ZADANIE DO WYKONANIA 1
Odpowiedz krótko na pytania do fragmentu o przestrzeni prywatnej i publicznej.
(a) Co zmniejsza się wskutek przenikania się czasu i życia prywatnego z czasem i życiem publicznym?
(b) Jakich przedstawicieli zawodów publicznych wymieniono w tekście?
(c) Kosztem czego powiększa się przestrzeń publiczna?
ZADANIE DO WYKONANIA 2
Przytocz dosłownie z fragmentu o przestrzeni prywatnej i publicznej część, która zaczyna się od słów „Po drugie, w”, a kończy słowami „się przestrzeni prywatnej.”.

FRAGMENT
Po drugie, w wymiarze przestrzennym. Wskutek przenikania się i dyfuzji czasu i życia prywatnego z czasem i życiem publicznym zmniejsza się ich odrębność. Na dobrą sprawę nie wiadomo już dokładnie, kiedy funkcjonuje się jak osoba prywatna, a kiedy jak osoba publiczna. To nie dotyczy wyłącznie przedstawicieli władzy, polityków, aktorów i innych ludzi pokazywanych często i powszechnie znanych, ale również innych, którzy wykonują zawody publiczne - lekarzy, nauczycieli i kapłanów - a nawet ludzi nie pracujących zawodowo.
Właściwie każdego, kto znajdzie się w przestrzeni publicznej. To także wydaje się być niczym nowym. Tyle tylko, że w wyniku różnych procesów społecznych, zacieśniania się sieci zależności międzyludzkich i wzrostu gęstości społecznej (zaludnienia), przestrzeń publiczna coraz bardziej powiększa się kosztem zmniejszania się przestrzeni prywatnej.

PRZEDSTAWIONY MATERIAŁ
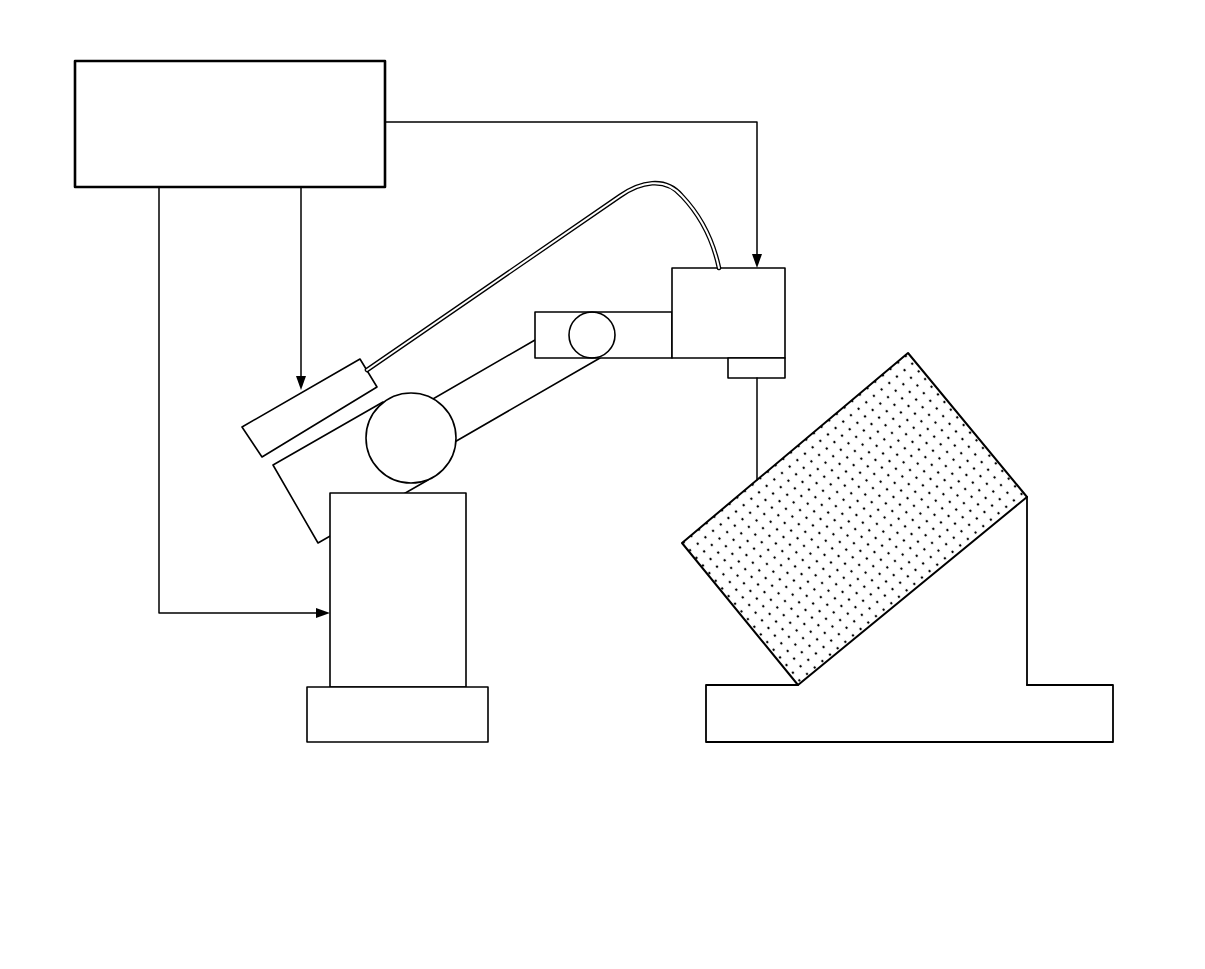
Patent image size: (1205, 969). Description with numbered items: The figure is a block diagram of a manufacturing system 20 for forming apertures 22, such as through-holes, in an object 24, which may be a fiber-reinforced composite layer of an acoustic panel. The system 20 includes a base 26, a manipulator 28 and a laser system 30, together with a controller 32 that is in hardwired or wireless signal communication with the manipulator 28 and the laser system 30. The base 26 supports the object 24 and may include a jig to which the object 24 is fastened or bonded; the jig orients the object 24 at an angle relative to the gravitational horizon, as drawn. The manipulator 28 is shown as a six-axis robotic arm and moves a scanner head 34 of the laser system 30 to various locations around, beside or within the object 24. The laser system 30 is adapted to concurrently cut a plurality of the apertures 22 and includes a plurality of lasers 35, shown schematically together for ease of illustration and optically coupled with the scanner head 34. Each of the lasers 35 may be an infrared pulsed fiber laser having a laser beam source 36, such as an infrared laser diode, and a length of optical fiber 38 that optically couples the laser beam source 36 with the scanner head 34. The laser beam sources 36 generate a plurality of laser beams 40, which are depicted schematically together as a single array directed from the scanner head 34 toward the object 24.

The manufacturing system 20 is at (977, 152).
The apertures 22 is at (947, 433).
The object 24 is at (1007, 462).
The base 26 is at (905, 745).
The manipulator 28 is at (553, 445).
The laser system 30 is at (472, 473).
The controller 32 is at (385, 77).
The scanner head 34 is at (785, 300).
The lasers 35 is at (434, 293).
The laser beam source 36 is at (265, 405).
The optical fiber 38 is at (550, 228).
The laser beams 40 is at (757, 438).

ROZWIĄZANIE PISEMNE 1
(a) Ich odrębność.
(b) Lekarzy, nauczycieli i kapłanów.
(c) Kosztem zmniejszania się przestrzeni prywatnej.

ROZWIĄZANIE PISEMNE 2
Po drugie, w wymiarze przestrzennym. Wskutek przenikania się i dyfuzji czasu i życia prywatnego z czasem i życiem publicznym zmniejsza się ich odrębność. Na dobrą sprawę nie wiadomo już dokładnie, kiedy funkcjonuje się jak osoba prywatna, a kiedy jak osoba publiczna. To nie dotyczy wyłącznie przedstawicieli władzy, polityków, aktorów i innych ludzi pokazywanych często i powszechnie znanych, ale również innych, którzy wykonują zawody publiczne - lekarzy, nauczycieli i kapłanów - a nawet ludzi nie pracujących zawodowo.
Właściwie każdego, kto znajdzie się w przestrzeni publicznej. To także wydaje się być niczym nowym. Tyle tylko, że w wyniku różnych procesów społecznych, zacieśniania się sieci zależności międzyludzkich i wzrostu gęstości społecznej (zaludnienia), przestrzeń publiczna coraz bardziej powiększa się kosztem zmniejszania się przestrzeni prywatnej.